◆ Task to complete ◆
Copy out each line below exactly as it appears.

◆ Source material ◆
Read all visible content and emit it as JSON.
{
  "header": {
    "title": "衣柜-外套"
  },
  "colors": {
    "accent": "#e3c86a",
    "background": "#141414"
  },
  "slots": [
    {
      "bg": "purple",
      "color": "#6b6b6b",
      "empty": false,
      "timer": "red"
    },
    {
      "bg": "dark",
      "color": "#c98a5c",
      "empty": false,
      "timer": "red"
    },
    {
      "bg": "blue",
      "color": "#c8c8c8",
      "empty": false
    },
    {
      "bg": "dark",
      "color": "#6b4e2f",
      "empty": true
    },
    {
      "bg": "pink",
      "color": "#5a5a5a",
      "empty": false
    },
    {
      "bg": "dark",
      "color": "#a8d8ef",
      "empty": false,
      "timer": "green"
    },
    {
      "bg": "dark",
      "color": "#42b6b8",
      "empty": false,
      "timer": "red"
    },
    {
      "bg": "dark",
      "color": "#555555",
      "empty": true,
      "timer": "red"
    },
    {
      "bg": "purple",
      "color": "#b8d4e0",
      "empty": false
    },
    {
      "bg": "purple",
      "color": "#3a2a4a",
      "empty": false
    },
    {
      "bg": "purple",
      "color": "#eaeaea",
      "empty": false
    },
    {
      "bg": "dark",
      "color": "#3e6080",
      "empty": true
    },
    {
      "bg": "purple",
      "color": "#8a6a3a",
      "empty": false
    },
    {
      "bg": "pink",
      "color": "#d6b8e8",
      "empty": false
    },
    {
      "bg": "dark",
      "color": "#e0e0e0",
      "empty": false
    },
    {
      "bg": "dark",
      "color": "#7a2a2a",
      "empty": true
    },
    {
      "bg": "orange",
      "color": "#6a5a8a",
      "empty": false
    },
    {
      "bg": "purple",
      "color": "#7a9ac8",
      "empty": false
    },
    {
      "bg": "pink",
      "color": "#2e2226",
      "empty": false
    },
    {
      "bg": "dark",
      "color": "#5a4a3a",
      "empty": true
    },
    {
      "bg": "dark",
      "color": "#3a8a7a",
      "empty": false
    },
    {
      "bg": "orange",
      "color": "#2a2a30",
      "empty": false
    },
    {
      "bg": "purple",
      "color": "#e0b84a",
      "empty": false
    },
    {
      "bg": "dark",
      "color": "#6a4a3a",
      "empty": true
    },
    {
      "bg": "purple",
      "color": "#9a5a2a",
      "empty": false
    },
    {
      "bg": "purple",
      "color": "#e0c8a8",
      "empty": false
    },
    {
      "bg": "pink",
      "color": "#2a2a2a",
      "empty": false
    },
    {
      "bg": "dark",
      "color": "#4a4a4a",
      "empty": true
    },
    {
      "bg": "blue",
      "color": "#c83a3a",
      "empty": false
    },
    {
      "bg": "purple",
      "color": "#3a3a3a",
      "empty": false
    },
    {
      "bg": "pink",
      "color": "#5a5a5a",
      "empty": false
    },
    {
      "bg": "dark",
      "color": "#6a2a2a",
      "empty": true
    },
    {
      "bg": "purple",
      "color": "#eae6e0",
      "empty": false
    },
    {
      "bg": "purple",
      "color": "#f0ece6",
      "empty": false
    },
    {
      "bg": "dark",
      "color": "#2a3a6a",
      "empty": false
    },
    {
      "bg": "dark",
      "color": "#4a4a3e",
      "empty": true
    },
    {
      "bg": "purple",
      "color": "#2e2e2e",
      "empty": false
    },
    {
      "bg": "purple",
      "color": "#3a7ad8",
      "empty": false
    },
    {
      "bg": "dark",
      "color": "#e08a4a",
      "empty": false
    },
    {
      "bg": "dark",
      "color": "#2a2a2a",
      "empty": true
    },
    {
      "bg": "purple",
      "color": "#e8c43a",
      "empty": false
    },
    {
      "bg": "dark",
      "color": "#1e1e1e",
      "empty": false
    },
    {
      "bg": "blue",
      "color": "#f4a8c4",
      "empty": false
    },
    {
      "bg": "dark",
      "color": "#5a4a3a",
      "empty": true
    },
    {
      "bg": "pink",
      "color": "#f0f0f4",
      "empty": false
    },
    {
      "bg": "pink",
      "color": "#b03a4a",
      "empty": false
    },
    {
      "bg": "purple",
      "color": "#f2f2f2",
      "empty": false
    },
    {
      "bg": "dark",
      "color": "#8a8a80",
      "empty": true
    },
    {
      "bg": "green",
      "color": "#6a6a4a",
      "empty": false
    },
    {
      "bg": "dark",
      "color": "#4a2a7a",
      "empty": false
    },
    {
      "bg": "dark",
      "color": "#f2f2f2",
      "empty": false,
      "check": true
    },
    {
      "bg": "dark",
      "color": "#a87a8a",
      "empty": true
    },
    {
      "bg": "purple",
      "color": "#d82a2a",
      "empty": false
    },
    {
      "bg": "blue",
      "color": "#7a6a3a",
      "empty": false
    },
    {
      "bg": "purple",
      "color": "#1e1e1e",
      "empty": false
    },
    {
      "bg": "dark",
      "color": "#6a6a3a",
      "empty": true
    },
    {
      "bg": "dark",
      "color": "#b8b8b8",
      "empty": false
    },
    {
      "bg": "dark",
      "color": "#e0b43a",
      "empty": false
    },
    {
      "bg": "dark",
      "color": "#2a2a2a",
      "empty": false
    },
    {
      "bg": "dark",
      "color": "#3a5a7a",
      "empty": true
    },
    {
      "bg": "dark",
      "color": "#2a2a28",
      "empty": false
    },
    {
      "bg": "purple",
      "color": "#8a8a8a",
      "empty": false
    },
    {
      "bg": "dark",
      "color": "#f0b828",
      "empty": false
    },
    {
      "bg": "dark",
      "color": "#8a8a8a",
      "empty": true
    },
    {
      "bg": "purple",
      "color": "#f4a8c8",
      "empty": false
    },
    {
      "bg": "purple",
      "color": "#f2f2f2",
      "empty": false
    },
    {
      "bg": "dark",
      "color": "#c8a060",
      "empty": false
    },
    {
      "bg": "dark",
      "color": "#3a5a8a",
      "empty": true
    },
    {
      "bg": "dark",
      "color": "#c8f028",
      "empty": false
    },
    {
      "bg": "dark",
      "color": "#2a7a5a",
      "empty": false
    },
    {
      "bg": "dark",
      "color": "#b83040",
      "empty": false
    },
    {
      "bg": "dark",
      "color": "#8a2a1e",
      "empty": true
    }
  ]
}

◆ Exercise result ◆
Read all visible content and emit it as JSON.
{
  "header": {
    "title": "衣柜-外套"
  },
  "colors": {
    "accent": "#e3c86a",
    "background": "#141414"
  },
  "slots": [
    {
      "bg": "purple",
      "color": "#6b6b6b",
      "empty": false,
      "timer": "red"
    },
    {
      "bg": "dark",
      "color": "#c98a5c",
      "empty": false,
      "timer": "red"
    },
    {
      "bg": "blue",
      "color": "#c8c8c8",
      "empty": false
    },
    {
      "bg": "dark",
      "color": "#6b4e2f",
      "empty": true
    },
    {
      "bg": "pink",
      "color": "#5a5a5a",
      "empty": false
    },
    {
      "bg": "dark",
      "color": "#a8d8ef",
      "empty": false,
      "timer": "green"
    },
    {
      "bg": "dark",
      "color": "#42b6b8",
      "empty": false,
      "timer": "red"
    },
    {
      "bg": "dark",
      "color": "#555555",
      "empty": true,
      "timer": "red"
    },
    {
      "bg": "purple",
      "color": "#b8d4e0",
      "empty": false
    },
    {
      "bg": "purple",
      "color": "#3a2a4a",
      "empty": false
    },
    {
      "bg": "purple",
      "color": "#eaeaea",
      "empty": false
    },
    {
      "bg": "dark",
      "color": "#3e6080",
      "empty": true
    },
    {
      "bg": "purple",
      "color": "#8a6a3a",
      "empty": false
    },
    {
      "bg": "pink",
      "color": "#d6b8e8",
      "empty": false
    },
    {
      "bg": "dark",
      "color": "#e0e0e0",
      "empty": false
    },
    {
      "bg": "dark",
      "color": "#7a2a2a",
      "empty": true
    },
    {
      "bg": "orange",
      "color": "#6a5a8a",
      "empty": false
    },
    {
      "bg": "purple",
      "color": "#7a9ac8",
      "empty": false
    },
    {
      "bg": "pink",
      "color": "#2e2226",
      "empty": false
    },
    {
      "bg": "dark",
      "color": "#5a4a3a",
      "empty": true
    },
    {
      "bg": "dark",
      "color": "#3a8a7a",
      "empty": false
    },
    {
      "bg": "orange",
      "color": "#2a2a30",
      "empty": false
    },
    {
      "bg": "purple",
      "color": "#e0b84a",
      "empty": false
    },
    {
      "bg": "dark",
      "color": "#6a4a3a",
      "empty": true
    },
    {
      "bg": "purple",
      "color": "#9a5a2a",
      "empty": false
    },
    {
      "bg": "purple",
      "color": "#e0c8a8",
      "empty": false
    },
    {
      "bg": "pink",
      "color": "#2a2a2a",
      "empty": false
    },
    {
      "bg": "dark",
      "color": "#4a4a4a",
      "empty": true
    },
    {
      "bg": "blue",
      "color": "#c83a3a",
      "empty": false
    },
    {
      "bg": "purple",
      "color": "#3a3a3a",
      "empty": false
    },
    {
      "bg": "pink",
      "color": "#5a5a5a",
      "empty": false
    },
    {
      "bg": "dark",
      "color": "#6a2a2a",
      "empty": true
    },
    {
      "bg": "purple",
      "color": "#eae6e0",
      "empty": false
    },
    {
      "bg": "purple",
      "color": "#f0ece6",
      "empty": false
    },
    {
      "bg": "dark",
      "color": "#2a3a6a",
      "empty": false
    },
    {
      "bg": "dark",
      "color": "#4a4a3e",
      "empty": true
    },
    {
      "bg": "purple",
      "color": "#2e2e2e",
      "empty": false
    },
    {
      "bg": "purple",
      "color": "#3a7ad8",
      "empty": false
    },
    {
      "bg": "dark",
      "color": "#e08a4a",
      "empty": false
    },
    {
      "bg": "dark",
      "color": "#2a2a2a",
      "empty": true
    },
    {
      "bg": "purple",
      "color": "#e8c43a",
      "empty": false
    },
    {
      "bg": "dark",
      "color": "#1e1e1e",
      "empty": false
    },
    {
      "bg": "blue",
      "color": "#f4a8c4",
      "empty": false
    },
    {
      "bg": "dark",
      "color": "#5a4a3a",
      "empty": true
    },
    {
      "bg": "pink",
      "color": "#f0f0f4",
      "empty": false
    },
    {
      "bg": "pink",
      "color": "#b03a4a",
      "empty": false
    },
    {
      "bg": "purple",
      "color": "#f2f2f2",
      "empty": false
    },
    {
      "bg": "dark",
      "color": "#8a8a80",
      "empty": true
    },
    {
      "bg": "green",
      "color": "#6a6a4a",
      "empty": false
    },
    {
      "bg": "dark",
      "color": "#4a2a7a",
      "empty": false
    },
    {
      "bg": "dark",
      "color": "#f2f2f2",
      "empty": false,
      "check": true
    },
    {
      "bg": "dark",
      "color": "#a87a8a",
      "empty": true
    },
    {
      "bg": "purple",
      "color": "#d82a2a",
      "empty": false
    },
    {
      "bg": "blue",
      "color": "#7a6a3a",
      "empty": false
    },
    {
      "bg": "purple",
      "color": "#1e1e1e",
      "empty": false
    },
    {
      "bg": "dark",
      "color": "#6a6a3a",
      "empty": true
    },
    {
      "bg": "dark",
      "color": "#b8b8b8",
      "empty": false
    },
    {
      "bg": "dark",
      "color": "#e0b43a",
      "empty": false
    },
    {
      "bg": "dark",
      "color": "#2a2a2a",
      "empty": false
    },
    {
      "bg": "dark",
      "color": "#3a5a7a",
      "empty": true
    },
    {
      "bg": "dark",
      "color": "#2a2a28",
      "empty": false
    },
    {
      "bg": "purple",
      "color": "#8a8a8a",
      "empty": false
    },
    {
      "bg": "dark",
      "color": "#f0b828",
      "empty": false
    },
    {
      "bg": "dark",
      "color": "#8a8a8a",
      "empty": true
    },
    {
      "bg": "purple",
      "color": "#f4a8c8",
      "empty": false
    },
    {
      "bg": "purple",
      "color": "#f2f2f2",
      "empty": false
    },
    {
      "bg": "dark",
      "color": "#c8a060",
      "empty": false
    },
    {
      "bg": "dark",
      "color": "#3a5a8a",
      "empty": true
    },
    {
      "bg": "dark",
      "color": "#c8f028",
      "empty": false
    },
    {
      "bg": "dark",
      "color": "#2a7a5a",
      "empty": false
    },
    {
      "bg": "dark",
      "color": "#b83040",
      "empty": false
    },
    {
      "bg": "dark",
      "color": "#8a2a1e",
      "empty": true
    }
  ]
}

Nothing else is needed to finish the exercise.